DATA TO USE:
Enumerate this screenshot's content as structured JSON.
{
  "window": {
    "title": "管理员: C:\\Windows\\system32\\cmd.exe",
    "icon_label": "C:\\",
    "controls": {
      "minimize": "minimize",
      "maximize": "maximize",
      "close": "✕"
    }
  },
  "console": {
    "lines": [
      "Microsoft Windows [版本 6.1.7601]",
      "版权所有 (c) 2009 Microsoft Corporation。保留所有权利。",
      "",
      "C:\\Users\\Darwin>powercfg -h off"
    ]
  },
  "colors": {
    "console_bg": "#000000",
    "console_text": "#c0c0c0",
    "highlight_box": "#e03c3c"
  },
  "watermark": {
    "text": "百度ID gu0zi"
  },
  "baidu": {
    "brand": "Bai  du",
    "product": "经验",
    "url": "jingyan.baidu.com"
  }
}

STATED GOAL: Extract every record. Keep wording exact.

THE OUTPUT:
Enumerate this screenshot's content as structured JSON.
{
  "window": {
    "title": "管理员: C:\\Windows\\system32\\cmd.exe",
    "icon_label": "C:\\",
    "controls": {
      "minimize": "minimize",
      "maximize": "maximize",
      "close": "✕"
    }
  },
  "console": {
    "lines": [
      "Microsoft Windows [版本 6.1.7601]",
      "版权所有 (c) 2009 Microsoft Corporation。保留所有权利。",
      "",
      "C:\\Users\\Darwin>powercfg -h off"
    ]
  },
  "colors": {
    "console_bg": "#000000",
    "console_text": "#c0c0c0",
    "highlight_box": "#e03c3c"
  },
  "watermark": {
    "text": "百度ID gu0zi"
  },
  "baidu": {
    "brand": "Bai  du",
    "product": "经验",
    "url": "jingyan.baidu.com"
  }
}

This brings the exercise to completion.